*TASK*. Show all lines holding "pressure".

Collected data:

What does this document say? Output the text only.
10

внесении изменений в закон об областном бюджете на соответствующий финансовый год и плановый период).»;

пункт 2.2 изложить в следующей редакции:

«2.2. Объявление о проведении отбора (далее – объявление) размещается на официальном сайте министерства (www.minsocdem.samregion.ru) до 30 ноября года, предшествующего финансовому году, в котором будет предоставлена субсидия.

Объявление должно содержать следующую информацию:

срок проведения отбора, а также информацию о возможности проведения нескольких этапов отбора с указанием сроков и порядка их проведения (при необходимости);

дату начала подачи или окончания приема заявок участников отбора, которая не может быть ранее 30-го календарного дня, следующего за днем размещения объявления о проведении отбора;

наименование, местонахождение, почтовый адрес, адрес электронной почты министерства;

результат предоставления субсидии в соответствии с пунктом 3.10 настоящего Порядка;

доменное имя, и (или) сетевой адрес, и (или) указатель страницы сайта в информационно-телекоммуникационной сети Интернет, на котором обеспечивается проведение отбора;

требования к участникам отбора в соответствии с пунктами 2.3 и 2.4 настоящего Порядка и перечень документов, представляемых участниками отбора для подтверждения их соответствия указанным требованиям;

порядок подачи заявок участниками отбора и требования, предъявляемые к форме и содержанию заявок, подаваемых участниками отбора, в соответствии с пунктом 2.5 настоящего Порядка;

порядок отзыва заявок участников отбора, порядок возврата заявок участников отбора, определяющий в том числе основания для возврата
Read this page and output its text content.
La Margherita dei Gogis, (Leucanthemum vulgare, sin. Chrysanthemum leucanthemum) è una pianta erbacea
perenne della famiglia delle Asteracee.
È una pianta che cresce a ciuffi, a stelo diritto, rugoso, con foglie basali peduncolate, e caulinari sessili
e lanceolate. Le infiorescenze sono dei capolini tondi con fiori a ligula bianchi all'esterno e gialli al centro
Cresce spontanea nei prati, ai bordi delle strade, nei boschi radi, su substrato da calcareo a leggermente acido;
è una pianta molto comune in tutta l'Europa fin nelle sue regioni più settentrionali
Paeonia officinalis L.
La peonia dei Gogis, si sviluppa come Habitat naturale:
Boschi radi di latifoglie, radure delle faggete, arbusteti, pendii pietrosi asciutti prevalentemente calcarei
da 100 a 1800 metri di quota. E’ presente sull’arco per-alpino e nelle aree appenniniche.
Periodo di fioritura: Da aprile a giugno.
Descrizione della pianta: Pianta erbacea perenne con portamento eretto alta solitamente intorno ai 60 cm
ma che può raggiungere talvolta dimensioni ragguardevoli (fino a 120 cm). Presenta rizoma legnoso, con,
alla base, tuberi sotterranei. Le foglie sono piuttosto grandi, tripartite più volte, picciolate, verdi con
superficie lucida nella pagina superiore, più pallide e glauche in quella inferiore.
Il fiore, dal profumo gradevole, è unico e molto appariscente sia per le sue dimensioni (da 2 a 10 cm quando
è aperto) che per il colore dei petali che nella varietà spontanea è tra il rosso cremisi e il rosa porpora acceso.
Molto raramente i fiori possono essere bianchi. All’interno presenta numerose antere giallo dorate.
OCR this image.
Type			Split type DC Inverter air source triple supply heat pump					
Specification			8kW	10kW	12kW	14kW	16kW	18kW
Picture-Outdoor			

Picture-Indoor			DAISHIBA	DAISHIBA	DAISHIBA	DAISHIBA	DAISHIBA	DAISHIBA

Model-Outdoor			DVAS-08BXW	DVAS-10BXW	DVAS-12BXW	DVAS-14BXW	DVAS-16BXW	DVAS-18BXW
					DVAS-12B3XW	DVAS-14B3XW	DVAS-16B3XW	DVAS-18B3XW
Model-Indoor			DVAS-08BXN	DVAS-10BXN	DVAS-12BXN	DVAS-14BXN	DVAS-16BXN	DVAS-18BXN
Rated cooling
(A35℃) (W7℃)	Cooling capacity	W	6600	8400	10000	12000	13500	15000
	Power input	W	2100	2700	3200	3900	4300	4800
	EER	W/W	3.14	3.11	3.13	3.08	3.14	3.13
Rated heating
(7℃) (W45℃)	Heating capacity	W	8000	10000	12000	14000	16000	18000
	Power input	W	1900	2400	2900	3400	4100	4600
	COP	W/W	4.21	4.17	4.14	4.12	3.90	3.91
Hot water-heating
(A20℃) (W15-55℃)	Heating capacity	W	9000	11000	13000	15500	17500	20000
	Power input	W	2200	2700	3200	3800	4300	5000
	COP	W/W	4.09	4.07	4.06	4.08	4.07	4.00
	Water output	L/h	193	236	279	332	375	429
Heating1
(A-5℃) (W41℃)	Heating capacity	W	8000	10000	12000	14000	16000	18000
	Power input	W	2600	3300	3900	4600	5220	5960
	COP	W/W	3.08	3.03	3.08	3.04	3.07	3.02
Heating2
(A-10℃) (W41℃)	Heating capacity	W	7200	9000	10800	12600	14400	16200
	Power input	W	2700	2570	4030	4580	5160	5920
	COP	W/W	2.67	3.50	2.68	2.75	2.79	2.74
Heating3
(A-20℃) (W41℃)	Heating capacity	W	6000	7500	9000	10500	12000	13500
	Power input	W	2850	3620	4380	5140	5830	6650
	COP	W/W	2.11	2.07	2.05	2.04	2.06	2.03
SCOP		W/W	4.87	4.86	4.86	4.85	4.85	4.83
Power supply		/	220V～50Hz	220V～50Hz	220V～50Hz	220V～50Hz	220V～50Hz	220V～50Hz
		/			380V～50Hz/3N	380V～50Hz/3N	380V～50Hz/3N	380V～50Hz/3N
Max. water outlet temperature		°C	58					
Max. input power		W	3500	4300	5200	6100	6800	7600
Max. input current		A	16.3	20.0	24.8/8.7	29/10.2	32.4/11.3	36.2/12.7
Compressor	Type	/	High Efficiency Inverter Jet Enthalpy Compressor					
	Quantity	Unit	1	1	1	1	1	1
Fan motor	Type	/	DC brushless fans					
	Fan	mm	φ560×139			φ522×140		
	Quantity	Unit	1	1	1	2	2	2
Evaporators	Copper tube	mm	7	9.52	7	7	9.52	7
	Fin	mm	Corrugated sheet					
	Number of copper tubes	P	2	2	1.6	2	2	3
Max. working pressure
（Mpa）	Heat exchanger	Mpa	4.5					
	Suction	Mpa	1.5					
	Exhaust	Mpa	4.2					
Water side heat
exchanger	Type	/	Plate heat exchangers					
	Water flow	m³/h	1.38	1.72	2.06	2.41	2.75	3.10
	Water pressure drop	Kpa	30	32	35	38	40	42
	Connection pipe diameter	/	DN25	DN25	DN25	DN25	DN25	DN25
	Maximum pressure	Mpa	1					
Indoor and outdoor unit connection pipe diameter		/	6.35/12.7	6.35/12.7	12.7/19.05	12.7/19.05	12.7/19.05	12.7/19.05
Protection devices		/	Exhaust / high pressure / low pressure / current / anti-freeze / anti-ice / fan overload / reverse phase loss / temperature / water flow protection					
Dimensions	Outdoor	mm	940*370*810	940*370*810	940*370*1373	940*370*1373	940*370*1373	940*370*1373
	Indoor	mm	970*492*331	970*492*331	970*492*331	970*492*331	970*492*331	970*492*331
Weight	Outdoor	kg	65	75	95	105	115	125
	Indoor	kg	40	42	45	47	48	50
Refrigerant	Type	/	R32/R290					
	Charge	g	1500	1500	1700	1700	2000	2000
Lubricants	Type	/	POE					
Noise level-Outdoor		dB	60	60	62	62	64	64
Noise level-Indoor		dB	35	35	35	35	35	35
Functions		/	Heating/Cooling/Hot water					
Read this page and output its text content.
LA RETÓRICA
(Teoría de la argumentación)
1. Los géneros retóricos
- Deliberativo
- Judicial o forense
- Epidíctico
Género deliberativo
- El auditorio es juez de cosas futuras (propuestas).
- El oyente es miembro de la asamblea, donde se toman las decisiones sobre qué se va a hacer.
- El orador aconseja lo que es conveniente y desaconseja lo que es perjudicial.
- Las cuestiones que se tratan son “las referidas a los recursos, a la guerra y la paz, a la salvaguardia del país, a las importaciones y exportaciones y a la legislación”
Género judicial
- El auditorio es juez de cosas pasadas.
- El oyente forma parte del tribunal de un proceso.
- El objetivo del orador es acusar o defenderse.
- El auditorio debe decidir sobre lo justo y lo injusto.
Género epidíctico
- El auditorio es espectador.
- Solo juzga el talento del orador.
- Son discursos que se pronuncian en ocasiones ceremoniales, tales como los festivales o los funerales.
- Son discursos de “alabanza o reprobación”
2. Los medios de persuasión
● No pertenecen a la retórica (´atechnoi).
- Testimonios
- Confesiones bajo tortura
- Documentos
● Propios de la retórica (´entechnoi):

*THE SOLUTION*.
Max. working pressure
	Water pressure drop	Kpa	30	32	35	38	40	42
	Maximum pressure	Mpa	1					
Protection devices		/	Exhaust / high pressure / low pressure / current / anti-freeze / anti-ice / fan overload / reverse phase loss / temperature / water flow protection					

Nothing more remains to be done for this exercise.